**Task objective**
Although the data below contains pictures, please reproduce only its words, exactly.

** Data follows **

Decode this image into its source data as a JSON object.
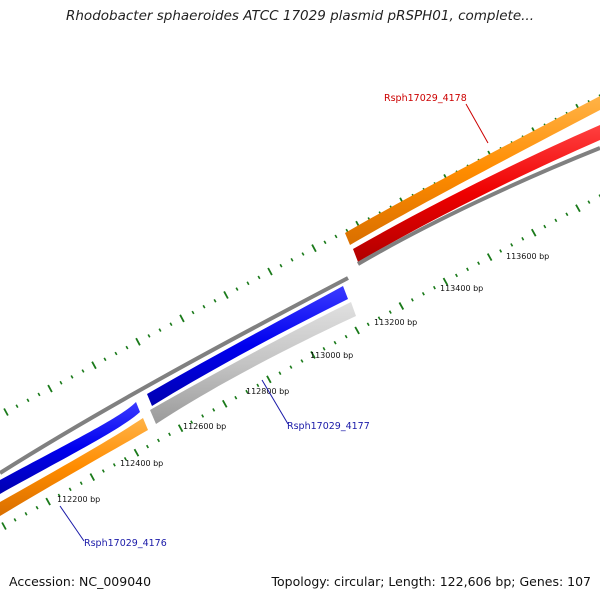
{
  "title": "Rhodobacter sphaeroides ATCC 17029 plasmid pRSPH01, complete...",
  "footer": {
    "accession": "Accession: NC_009040",
    "summary": "Topology: circular; Length: 122,606 bp; Genes: 107"
  },
  "scale_labels": [
    "112200 bp",
    "112400 bp",
    "112600 bp",
    "112800 bp",
    "113000 bp",
    "113200 bp",
    "113400 bp",
    "113600 bp"
  ],
  "genes": [
    {
      "name": "Rsph17029_4176",
      "label_color": "#1a1aa8",
      "strand": "forward",
      "fill": "#ff8c00"
    },
    {
      "name": "Rsph17029_4177",
      "label_color": "#1a1aa8",
      "strand": "reverse",
      "fill": "#bdbdbd"
    },
    {
      "name": "Rsph17029_4178",
      "label_color": "#cc0000",
      "strand": "forward",
      "fill": "#ff8c00"
    }
  ],
  "cds_tracks": [
    {
      "name": "Rsph17029_4176",
      "strand": "reverse",
      "fill": "#0000ee"
    },
    {
      "name": "Rsph17029_4178",
      "strand": "reverse",
      "fill": "#ee0000"
    }
  ],
  "colors": {
    "tick": "#1a7a1a",
    "backbone": "#808080"
  }
}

** End of Data **

**Output of the task**
Decode this image into its source data as a JSON object.
{
  "title": "Rhodobacter sphaeroides ATCC 17029 plasmid pRSPH01, complete...",
  "footer": {
    "accession": "Accession: NC_009040",
    "summary": "Topology: circular; Length: 122,606 bp; Genes: 107"
  },
  "scale_labels": [
    "112200 bp",
    "112400 bp",
    "112600 bp",
    "112800 bp",
    "113000 bp",
    "113200 bp",
    "113400 bp",
    "113600 bp"
  ],
  "genes": [
    {
      "name": "Rsph17029_4176",
      "label_color": "#1a1aa8",
      "strand": "forward",
      "fill": "#ff8c00"
    },
    {
      "name": "Rsph17029_4177",
      "label_color": "#1a1aa8",
      "strand": "reverse",
      "fill": "#bdbdbd"
    },
    {
      "name": "Rsph17029_4178",
      "label_color": "#cc0000",
      "strand": "forward",
      "fill": "#ff8c00"
    }
  ],
  "cds_tracks": [
    {
      "name": "Rsph17029_4176",
      "strand": "reverse",
      "fill": "#0000ee"
    },
    {
      "name": "Rsph17029_4178",
      "strand": "reverse",
      "fill": "#ee0000"
    }
  ],
  "colors": {
    "tick": "#1a7a1a",
    "backbone": "#808080"
  }
}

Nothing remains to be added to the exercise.